- _Short problem_
Write the listing out again, all of it, word for word.

- _Material provided_
=====

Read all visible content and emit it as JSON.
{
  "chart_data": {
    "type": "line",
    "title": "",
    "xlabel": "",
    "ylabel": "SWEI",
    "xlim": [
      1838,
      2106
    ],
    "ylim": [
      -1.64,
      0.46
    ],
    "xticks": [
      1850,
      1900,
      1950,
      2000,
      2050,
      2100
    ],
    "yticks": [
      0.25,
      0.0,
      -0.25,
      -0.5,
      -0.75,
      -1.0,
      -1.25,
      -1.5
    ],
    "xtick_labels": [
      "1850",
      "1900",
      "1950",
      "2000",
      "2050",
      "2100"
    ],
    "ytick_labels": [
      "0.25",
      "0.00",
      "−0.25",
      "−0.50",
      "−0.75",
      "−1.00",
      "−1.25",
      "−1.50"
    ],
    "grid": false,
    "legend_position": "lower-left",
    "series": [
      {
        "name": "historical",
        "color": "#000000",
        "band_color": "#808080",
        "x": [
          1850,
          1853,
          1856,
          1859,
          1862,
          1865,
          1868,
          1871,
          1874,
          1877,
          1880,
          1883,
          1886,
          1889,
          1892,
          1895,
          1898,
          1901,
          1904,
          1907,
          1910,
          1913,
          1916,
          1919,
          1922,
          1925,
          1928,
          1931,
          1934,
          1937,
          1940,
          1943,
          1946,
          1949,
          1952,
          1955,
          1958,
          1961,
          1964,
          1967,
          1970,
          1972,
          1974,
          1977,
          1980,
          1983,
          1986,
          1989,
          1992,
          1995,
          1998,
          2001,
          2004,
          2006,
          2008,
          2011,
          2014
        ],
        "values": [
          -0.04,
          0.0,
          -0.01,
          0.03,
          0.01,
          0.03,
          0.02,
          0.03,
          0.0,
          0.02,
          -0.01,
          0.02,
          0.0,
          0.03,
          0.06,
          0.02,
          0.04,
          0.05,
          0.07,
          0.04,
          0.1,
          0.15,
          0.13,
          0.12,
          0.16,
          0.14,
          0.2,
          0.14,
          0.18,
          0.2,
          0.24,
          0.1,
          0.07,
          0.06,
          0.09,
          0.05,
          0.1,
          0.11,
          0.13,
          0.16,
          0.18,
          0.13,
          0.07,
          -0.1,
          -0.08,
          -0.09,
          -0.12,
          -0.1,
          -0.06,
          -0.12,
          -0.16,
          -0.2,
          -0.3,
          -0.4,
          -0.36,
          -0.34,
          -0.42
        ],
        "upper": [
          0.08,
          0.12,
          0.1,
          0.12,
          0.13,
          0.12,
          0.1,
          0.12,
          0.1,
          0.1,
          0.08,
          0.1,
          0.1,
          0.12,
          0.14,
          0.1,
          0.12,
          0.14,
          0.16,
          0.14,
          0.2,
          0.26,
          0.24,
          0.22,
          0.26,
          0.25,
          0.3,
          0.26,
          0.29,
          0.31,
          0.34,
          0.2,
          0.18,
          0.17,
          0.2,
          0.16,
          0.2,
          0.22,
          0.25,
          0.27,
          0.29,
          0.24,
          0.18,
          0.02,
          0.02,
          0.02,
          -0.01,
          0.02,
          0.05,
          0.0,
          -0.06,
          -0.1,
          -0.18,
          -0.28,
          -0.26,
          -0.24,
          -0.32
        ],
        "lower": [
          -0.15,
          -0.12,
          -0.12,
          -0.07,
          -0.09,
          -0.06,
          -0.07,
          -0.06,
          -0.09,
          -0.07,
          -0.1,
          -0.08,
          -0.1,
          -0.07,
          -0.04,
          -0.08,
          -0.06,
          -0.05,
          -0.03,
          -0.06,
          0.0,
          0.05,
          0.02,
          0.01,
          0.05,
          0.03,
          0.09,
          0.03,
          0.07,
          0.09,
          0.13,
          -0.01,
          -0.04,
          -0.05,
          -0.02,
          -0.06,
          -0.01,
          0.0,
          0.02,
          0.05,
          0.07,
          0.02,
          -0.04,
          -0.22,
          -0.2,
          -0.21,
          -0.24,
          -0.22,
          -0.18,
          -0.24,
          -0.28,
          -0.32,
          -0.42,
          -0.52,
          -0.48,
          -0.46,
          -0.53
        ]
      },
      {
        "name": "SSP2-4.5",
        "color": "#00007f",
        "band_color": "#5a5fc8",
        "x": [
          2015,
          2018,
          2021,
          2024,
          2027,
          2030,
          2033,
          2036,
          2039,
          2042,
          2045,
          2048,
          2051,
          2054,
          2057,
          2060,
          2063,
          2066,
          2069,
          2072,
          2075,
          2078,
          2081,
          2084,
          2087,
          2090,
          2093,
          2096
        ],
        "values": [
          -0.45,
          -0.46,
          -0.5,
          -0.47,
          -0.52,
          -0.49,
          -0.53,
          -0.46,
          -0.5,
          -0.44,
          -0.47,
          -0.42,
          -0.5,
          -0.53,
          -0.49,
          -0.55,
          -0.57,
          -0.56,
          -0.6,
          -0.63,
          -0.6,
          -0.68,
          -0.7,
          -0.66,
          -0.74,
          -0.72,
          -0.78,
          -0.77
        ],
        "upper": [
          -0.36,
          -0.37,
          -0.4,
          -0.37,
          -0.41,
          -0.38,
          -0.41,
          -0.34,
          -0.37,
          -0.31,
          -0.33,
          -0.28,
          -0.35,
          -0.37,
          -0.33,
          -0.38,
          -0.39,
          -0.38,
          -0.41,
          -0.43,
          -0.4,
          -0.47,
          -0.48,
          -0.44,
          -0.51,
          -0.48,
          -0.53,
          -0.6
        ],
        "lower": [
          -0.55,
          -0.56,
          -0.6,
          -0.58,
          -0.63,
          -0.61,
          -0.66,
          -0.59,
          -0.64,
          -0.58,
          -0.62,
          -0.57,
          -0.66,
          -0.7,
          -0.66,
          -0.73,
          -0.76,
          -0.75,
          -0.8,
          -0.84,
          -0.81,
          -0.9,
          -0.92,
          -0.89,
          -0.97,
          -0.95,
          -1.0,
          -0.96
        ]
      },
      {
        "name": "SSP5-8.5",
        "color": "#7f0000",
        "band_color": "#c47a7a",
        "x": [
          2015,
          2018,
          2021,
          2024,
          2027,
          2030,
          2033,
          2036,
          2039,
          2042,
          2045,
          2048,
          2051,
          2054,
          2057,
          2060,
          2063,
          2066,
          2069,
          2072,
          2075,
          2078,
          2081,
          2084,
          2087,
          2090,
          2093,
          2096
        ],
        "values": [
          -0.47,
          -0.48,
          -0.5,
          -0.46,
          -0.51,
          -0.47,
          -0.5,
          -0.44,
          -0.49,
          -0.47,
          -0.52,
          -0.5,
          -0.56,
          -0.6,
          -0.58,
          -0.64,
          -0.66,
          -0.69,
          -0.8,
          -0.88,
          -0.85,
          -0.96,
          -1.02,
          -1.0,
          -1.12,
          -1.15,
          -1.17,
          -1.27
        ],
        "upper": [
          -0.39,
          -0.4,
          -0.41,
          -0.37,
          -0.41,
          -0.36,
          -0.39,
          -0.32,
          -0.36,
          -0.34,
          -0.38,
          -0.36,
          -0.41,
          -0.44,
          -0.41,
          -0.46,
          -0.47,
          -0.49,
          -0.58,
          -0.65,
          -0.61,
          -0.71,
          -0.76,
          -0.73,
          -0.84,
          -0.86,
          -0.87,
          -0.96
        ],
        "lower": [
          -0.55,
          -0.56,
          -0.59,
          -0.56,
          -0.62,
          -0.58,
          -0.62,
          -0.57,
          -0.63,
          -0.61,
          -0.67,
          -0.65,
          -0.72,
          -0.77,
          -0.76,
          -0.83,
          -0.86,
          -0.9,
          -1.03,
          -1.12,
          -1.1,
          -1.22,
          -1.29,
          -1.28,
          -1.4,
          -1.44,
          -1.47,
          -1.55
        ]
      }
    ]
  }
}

=====

- _Reply to the task_
Read all visible content and emit it as JSON.
{
  "chart_data": {
    "type": "line",
    "title": "",
    "xlabel": "",
    "ylabel": "SWEI",
    "xlim": [
      1838,
      2106
    ],
    "ylim": [
      -1.64,
      0.46
    ],
    "xticks": [
      1850,
      1900,
      1950,
      2000,
      2050,
      2100
    ],
    "yticks": [
      0.25,
      0.0,
      -0.25,
      -0.5,
      -0.75,
      -1.0,
      -1.25,
      -1.5
    ],
    "xtick_labels": [
      "1850",
      "1900",
      "1950",
      "2000",
      "2050",
      "2100"
    ],
    "ytick_labels": [
      "0.25",
      "0.00",
      "−0.25",
      "−0.50",
      "−0.75",
      "−1.00",
      "−1.25",
      "−1.50"
    ],
    "grid": false,
    "legend_position": "lower-left",
    "series": [
      {
        "name": "historical",
        "color": "#000000",
        "band_color": "#808080",
        "x": [
          1850,
          1853,
          1856,
          1859,
          1862,
          1865,
          1868,
          1871,
          1874,
          1877,
          1880,
          1883,
          1886,
          1889,
          1892,
          1895,
          1898,
          1901,
          1904,
          1907,
          1910,
          1913,
          1916,
          1919,
          1922,
          1925,
          1928,
          1931,
          1934,
          1937,
          1940,
          1943,
          1946,
          1949,
          1952,
          1955,
          1958,
          1961,
          1964,
          1967,
          1970,
          1972,
          1974,
          1977,
          1980,
          1983,
          1986,
          1989,
          1992,
          1995,
          1998,
          2001,
          2004,
          2006,
          2008,
          2011,
          2014
        ],
        "values": [
          -0.04,
          0.0,
          -0.01,
          0.03,
          0.01,
          0.03,
          0.02,
          0.03,
          0.0,
          0.02,
          -0.01,
          0.02,
          0.0,
          0.03,
          0.06,
          0.02,
          0.04,
          0.05,
          0.07,
          0.04,
          0.1,
          0.15,
          0.13,
          0.12,
          0.16,
          0.14,
          0.2,
          0.14,
          0.18,
          0.2,
          0.24,
          0.1,
          0.07,
          0.06,
          0.09,
          0.05,
          0.1,
          0.11,
          0.13,
          0.16,
          0.18,
          0.13,
          0.07,
          -0.1,
          -0.08,
          -0.09,
          -0.12,
          -0.1,
          -0.06,
          -0.12,
          -0.16,
          -0.2,
          -0.3,
          -0.4,
          -0.36,
          -0.34,
          -0.42
        ],
        "upper": [
          0.08,
          0.12,
          0.1,
          0.12,
          0.13,
          0.12,
          0.1,
          0.12,
          0.1,
          0.1,
          0.08,
          0.1,
          0.1,
          0.12,
          0.14,
          0.1,
          0.12,
          0.14,
          0.16,
          0.14,
          0.2,
          0.26,
          0.24,
          0.22,
          0.26,
          0.25,
          0.3,
          0.26,
          0.29,
          0.31,
          0.34,
          0.2,
          0.18,
          0.17,
          0.2,
          0.16,
          0.2,
          0.22,
          0.25,
          0.27,
          0.29,
          0.24,
          0.18,
          0.02,
          0.02,
          0.02,
          -0.01,
          0.02,
          0.05,
          0.0,
          -0.06,
          -0.1,
          -0.18,
          -0.28,
          -0.26,
          -0.24,
          -0.32
        ],
        "lower": [
          -0.15,
          -0.12,
          -0.12,
          -0.07,
          -0.09,
          -0.06,
          -0.07,
          -0.06,
          -0.09,
          -0.07,
          -0.1,
          -0.08,
          -0.1,
          -0.07,
          -0.04,
          -0.08,
          -0.06,
          -0.05,
          -0.03,
          -0.06,
          0.0,
          0.05,
          0.02,
          0.01,
          0.05,
          0.03,
          0.09,
          0.03,
          0.07,
          0.09,
          0.13,
          -0.01,
          -0.04,
          -0.05,
          -0.02,
          -0.06,
          -0.01,
          0.0,
          0.02,
          0.05,
          0.07,
          0.02,
          -0.04,
          -0.22,
          -0.2,
          -0.21,
          -0.24,
          -0.22,
          -0.18,
          -0.24,
          -0.28,
          -0.32,
          -0.42,
          -0.52,
          -0.48,
          -0.46,
          -0.53
        ]
      },
      {
        "name": "SSP2-4.5",
        "color": "#00007f",
        "band_color": "#5a5fc8",
        "x": [
          2015,
          2018,
          2021,
          2024,
          2027,
          2030,
          2033,
          2036,
          2039,
          2042,
          2045,
          2048,
          2051,
          2054,
          2057,
          2060,
          2063,
          2066,
          2069,
          2072,
          2075,
          2078,
          2081,
          2084,
          2087,
          2090,
          2093,
          2096
        ],
        "values": [
          -0.45,
          -0.46,
          -0.5,
          -0.47,
          -0.52,
          -0.49,
          -0.53,
          -0.46,
          -0.5,
          -0.44,
          -0.47,
          -0.42,
          -0.5,
          -0.53,
          -0.49,
          -0.55,
          -0.57,
          -0.56,
          -0.6,
          -0.63,
          -0.6,
          -0.68,
          -0.7,
          -0.66,
          -0.74,
          -0.72,
          -0.78,
          -0.77
        ],
        "upper": [
          -0.36,
          -0.37,
          -0.4,
          -0.37,
          -0.41,
          -0.38,
          -0.41,
          -0.34,
          -0.37,
          -0.31,
          -0.33,
          -0.28,
          -0.35,
          -0.37,
          -0.33,
          -0.38,
          -0.39,
          -0.38,
          -0.41,
          -0.43,
          -0.4,
          -0.47,
          -0.48,
          -0.44,
          -0.51,
          -0.48,
          -0.53,
          -0.6
        ],
        "lower": [
          -0.55,
          -0.56,
          -0.6,
          -0.58,
          -0.63,
          -0.61,
          -0.66,
          -0.59,
          -0.64,
          -0.58,
          -0.62,
          -0.57,
          -0.66,
          -0.7,
          -0.66,
          -0.73,
          -0.76,
          -0.75,
          -0.8,
          -0.84,
          -0.81,
          -0.9,
          -0.92,
          -0.89,
          -0.97,
          -0.95,
          -1.0,
          -0.96
        ]
      },
      {
        "name": "SSP5-8.5",
        "color": "#7f0000",
        "band_color": "#c47a7a",
        "x": [
          2015,
          2018,
          2021,
          2024,
          2027,
          2030,
          2033,
          2036,
          2039,
          2042,
          2045,
          2048,
          2051,
          2054,
          2057,
          2060,
          2063,
          2066,
          2069,
          2072,
          2075,
          2078,
          2081,
          2084,
          2087,
          2090,
          2093,
          2096
        ],
        "values": [
          -0.47,
          -0.48,
          -0.5,
          -0.46,
          -0.51,
          -0.47,
          -0.5,
          -0.44,
          -0.49,
          -0.47,
          -0.52,
          -0.5,
          -0.56,
          -0.6,
          -0.58,
          -0.64,
          -0.66,
          -0.69,
          -0.8,
          -0.88,
          -0.85,
          -0.96,
          -1.02,
          -1.0,
          -1.12,
          -1.15,
          -1.17,
          -1.27
        ],
        "upper": [
          -0.39,
          -0.4,
          -0.41,
          -0.37,
          -0.41,
          -0.36,
          -0.39,
          -0.32,
          -0.36,
          -0.34,
          -0.38,
          -0.36,
          -0.41,
          -0.44,
          -0.41,
          -0.46,
          -0.47,
          -0.49,
          -0.58,
          -0.65,
          -0.61,
          -0.71,
          -0.76,
          -0.73,
          -0.84,
          -0.86,
          -0.87,
          -0.96
        ],
        "lower": [
          -0.55,
          -0.56,
          -0.59,
          -0.56,
          -0.62,
          -0.58,
          -0.62,
          -0.57,
          -0.63,
          -0.61,
          -0.67,
          -0.65,
          -0.72,
          -0.77,
          -0.76,
          -0.83,
          -0.86,
          -0.9,
          -1.03,
          -1.12,
          -1.1,
          -1.22,
          -1.29,
          -1.28,
          -1.4,
          -1.44,
          -1.47,
          -1.55
        ]
      }
    ]
  }
}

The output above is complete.